● WRITTEN PROBLEM: Copy each line containing the word "name" from the records that follow, please.

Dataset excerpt
BEGIN
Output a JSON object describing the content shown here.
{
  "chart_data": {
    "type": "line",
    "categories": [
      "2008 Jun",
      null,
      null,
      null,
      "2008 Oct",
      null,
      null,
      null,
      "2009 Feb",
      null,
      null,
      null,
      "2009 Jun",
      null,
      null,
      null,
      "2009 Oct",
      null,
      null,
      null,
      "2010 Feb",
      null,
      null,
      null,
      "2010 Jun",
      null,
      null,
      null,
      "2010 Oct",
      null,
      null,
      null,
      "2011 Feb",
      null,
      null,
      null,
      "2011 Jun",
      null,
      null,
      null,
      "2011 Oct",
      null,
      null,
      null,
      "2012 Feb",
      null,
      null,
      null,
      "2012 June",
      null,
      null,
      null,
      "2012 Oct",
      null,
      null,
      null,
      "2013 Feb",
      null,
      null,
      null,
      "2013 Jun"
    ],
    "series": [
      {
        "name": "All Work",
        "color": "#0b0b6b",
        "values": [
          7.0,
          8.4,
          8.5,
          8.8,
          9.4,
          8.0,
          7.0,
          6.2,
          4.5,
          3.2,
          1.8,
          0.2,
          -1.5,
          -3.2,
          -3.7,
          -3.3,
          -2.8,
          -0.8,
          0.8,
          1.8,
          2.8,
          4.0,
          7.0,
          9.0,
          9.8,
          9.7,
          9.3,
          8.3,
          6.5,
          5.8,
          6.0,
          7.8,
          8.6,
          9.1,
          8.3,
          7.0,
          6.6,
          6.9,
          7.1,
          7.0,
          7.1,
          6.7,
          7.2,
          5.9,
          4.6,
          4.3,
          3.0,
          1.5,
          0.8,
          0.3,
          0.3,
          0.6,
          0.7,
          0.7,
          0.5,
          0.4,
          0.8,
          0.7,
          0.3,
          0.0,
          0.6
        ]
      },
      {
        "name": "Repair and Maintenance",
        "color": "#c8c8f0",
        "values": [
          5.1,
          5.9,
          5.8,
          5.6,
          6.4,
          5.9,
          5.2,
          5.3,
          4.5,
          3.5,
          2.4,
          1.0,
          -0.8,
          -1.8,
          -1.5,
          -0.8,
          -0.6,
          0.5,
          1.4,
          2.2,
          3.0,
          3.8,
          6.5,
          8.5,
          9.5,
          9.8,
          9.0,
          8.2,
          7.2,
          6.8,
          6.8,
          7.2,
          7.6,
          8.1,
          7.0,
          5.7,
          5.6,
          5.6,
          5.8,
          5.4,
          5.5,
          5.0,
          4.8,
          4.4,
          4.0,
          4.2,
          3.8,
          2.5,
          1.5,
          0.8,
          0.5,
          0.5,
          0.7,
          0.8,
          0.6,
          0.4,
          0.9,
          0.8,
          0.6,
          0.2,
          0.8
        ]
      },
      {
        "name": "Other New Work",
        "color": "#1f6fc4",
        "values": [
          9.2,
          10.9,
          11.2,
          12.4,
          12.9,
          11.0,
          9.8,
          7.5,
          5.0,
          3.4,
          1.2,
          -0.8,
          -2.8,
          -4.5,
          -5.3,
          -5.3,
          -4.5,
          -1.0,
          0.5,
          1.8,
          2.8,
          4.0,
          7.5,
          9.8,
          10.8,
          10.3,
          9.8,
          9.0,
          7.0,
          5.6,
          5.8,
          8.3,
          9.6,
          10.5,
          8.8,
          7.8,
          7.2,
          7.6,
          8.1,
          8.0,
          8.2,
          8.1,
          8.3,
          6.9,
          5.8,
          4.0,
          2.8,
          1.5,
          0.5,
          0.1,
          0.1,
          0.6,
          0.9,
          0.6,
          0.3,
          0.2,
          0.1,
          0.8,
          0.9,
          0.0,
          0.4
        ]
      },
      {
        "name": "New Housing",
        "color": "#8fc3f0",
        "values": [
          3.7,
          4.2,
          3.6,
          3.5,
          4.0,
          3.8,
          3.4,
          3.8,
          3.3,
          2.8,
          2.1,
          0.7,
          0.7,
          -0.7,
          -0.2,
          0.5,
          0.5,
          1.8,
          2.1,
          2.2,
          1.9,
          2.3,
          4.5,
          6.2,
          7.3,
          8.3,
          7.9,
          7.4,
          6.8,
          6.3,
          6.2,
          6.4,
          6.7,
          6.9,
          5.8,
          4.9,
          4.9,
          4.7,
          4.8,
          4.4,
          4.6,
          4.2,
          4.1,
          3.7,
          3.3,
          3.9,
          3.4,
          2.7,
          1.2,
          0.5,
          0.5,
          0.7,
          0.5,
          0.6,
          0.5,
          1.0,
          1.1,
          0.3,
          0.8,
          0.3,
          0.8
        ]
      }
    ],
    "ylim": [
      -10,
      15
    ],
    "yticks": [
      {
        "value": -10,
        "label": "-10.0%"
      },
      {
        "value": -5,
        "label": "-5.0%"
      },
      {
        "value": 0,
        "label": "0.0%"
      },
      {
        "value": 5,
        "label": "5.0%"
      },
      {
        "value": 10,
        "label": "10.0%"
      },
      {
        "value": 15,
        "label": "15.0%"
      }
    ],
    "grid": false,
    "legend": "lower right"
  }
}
END
● ANSWER TO THIS PROBLEM:
        "name": "All Work",
        "name": "Repair and Maintenance",
        "name": "Other New Work",
        "name": "New Housing",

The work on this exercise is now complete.